Trecho do texto:
Opinião

As armadilhas penais do Regime Especial de Regularização Cambial

Autores

  • Gamil Föppel

    é advogado professor da UFBA (Universidade Federal da Bahia) pós doutor em Direito Penal pela USP doutor em Direito pela UFPE e membro das comissões de Reforma da Lei de Lavagem de Dinheiro do Código Penal e da Lei de Execução Penal nomeado pela Câmara dos Deputados e pelo Senado.

  • Alan Siraisi Fonseca

    é bacharel em Direito (UFBA). Pós-graduando em Direito Eleitoral (Faculdade Baiana de Direito).

12 de agosto de 2016, 6h56

Seguindo[1] recomendações de diversos organismos internacionais, como a Organização para a Cooperação e Desenvolvimento Econômico (OCDE)[i], foi promulgada a Lei 13.254, em 13 de janeiro de 2016, que trata da regularização de recursos, bens ou direitos de origem lícita, não declarados ou declarados incorretamente, remetidos, mantidos no exterior ou repatriados por residentes ou domiciliados no país.

Em relação aos aspectos tributários, muito se tem discutido sobre o regime de regularização inaugurado pela lei, especialmente sobre as questões referentes à base de cálculo do imposto devido.

Entretanto, tem-se subestimado as diversas e graves repercussões de natureza penal (que, paradoxalmente, deve estar sendo o grande móvel que impulsiona as pessoas a repatriarem). Ao que parece, o âmbito de preocupação tem-se reduzido, injustificadamente, às consequências que são meramente reflexas do direito tributário (destacadamente, a indefinição dos valores objetos da regularização), bem como à matéria da prescrição da pretensão punitiva (que não será objeto de análise, eis que não parecem existir muitas reais controvérsias jurídicas).

Nesse sentido, de forma bastante objetiva, o presente ensaio busca enfrentar as possíveis armadilhas penais do regime de regularização, dando ênfase à abrangência da extinção de punibilidade nos crimes relacionados na lei — que, verdadeiramente, é muita mais restrita do que, em uma primeira análise, aparentaria ser.

A título ilustrativo, iniciemos o estudo com um exemplo, razoavelmente corriqueiro: a fim de escapar da instabilidade econômica do país (ou por qualquer outro motivo), uma família (imagine, nesse cenário, ser ela composta por quatro membros) contrata os serviços de um doleiro, a fim de promover a remessa de determinado montante para o exterior. Em 2016, preocupados com as possíveis repercussões criminais, seus integrantes resolvem aderir ao Regime Especial de Regularização Cambial e Tributária.

Linhas fornecidas:
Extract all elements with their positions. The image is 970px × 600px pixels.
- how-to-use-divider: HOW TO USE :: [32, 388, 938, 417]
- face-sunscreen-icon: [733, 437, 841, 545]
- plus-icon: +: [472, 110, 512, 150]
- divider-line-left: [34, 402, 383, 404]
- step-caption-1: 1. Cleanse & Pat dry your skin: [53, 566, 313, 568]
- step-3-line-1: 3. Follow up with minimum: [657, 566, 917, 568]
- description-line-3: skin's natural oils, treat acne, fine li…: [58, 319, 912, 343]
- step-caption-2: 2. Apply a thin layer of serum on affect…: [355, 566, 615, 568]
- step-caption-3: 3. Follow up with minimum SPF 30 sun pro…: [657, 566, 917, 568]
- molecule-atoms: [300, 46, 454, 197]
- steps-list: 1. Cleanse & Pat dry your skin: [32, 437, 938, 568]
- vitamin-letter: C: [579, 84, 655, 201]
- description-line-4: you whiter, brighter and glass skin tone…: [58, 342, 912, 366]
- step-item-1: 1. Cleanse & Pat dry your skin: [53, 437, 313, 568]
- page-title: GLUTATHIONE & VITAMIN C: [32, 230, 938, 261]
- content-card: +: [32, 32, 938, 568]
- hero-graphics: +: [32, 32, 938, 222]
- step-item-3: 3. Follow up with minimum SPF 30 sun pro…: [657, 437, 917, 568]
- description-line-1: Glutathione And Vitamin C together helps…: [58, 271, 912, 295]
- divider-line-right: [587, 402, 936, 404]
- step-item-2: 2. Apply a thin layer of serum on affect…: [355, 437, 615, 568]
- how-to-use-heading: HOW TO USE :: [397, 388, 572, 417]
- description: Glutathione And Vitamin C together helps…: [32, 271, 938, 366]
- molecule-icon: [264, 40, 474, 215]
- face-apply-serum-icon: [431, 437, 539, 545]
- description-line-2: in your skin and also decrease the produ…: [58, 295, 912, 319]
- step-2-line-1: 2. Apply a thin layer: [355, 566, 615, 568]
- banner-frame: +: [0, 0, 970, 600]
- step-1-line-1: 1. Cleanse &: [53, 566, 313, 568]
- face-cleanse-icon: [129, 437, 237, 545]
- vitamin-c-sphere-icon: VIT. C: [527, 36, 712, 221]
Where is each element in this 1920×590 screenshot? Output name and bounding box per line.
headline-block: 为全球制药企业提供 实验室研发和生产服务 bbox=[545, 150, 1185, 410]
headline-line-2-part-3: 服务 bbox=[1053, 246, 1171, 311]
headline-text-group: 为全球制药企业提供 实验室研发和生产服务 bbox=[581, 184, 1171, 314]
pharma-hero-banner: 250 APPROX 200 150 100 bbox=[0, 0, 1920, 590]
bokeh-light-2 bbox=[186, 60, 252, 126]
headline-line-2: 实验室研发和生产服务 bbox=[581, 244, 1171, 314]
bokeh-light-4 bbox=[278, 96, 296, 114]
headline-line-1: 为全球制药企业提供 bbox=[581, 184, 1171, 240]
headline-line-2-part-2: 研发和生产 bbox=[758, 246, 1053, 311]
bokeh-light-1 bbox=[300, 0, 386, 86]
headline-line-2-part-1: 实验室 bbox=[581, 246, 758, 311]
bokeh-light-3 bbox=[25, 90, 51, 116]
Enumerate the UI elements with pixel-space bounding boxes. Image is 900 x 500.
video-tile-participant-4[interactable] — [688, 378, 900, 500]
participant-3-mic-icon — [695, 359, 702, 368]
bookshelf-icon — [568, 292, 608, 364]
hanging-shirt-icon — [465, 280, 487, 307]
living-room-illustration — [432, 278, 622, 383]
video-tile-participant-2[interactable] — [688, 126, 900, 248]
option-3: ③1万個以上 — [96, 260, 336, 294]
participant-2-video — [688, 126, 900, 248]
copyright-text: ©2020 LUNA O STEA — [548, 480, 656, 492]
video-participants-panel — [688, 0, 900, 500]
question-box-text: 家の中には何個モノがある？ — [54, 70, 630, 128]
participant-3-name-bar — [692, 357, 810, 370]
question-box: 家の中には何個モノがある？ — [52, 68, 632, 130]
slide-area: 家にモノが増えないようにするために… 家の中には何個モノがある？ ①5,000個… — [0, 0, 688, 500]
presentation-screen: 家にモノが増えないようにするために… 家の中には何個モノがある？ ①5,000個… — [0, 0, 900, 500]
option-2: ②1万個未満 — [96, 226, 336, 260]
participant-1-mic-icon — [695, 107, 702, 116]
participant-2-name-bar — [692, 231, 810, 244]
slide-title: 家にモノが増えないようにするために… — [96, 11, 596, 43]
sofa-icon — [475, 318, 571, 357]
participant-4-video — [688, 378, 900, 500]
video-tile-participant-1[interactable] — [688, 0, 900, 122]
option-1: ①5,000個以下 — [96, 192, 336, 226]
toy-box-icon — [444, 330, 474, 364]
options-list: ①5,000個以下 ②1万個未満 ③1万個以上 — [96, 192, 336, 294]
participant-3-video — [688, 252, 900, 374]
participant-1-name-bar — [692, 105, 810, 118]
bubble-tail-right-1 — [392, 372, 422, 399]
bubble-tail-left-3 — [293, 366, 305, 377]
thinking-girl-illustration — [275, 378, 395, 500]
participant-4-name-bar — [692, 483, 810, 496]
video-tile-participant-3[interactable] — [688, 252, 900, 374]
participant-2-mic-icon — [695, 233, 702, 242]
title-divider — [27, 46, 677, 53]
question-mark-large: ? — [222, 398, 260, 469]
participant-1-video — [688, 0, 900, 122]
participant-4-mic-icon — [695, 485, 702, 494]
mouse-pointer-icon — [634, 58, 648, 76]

Tarefas obrigatórias:
[1] Transcreva o trecho do artigo sobre o regime de regularização cambial desde "Em relação aos" até "reais controvérsias jurídicas).", inclusive, substituindo "base de cálculo" por "alíquota".
[2] Segundo o artigo sobre o regime de regularização cambial, em que data foi promulgada a Lei 13.254?
As linhas fornecidas são um material à parte, sem relação com o trecho do texto.

Soluções completas:
[1]
Em relação aos aspectos tributários, muito se tem discutido sobre o regime de regularização inaugurado pela lei, especialmente sobre as questões referentes à alíquota do imposto devido.

Entretanto, tem-se subestimado as diversas e graves repercussões de natureza penal (que, paradoxalmente, deve estar sendo o grande móvel que impulsiona as pessoas a repatriarem). Ao que parece, o âmbito de preocupação tem-se reduzido, injustificadamente, às consequências que são meramente reflexas do direito tributário (destacadamente, a indefinição dos valores objetos da regularização), bem como à matéria da prescrição da pretensão punitiva (que não será objeto de análise, eis que não parecem existir muitas reais controvérsias jurídicas).

[2] Em 13 de janeiro de 2016.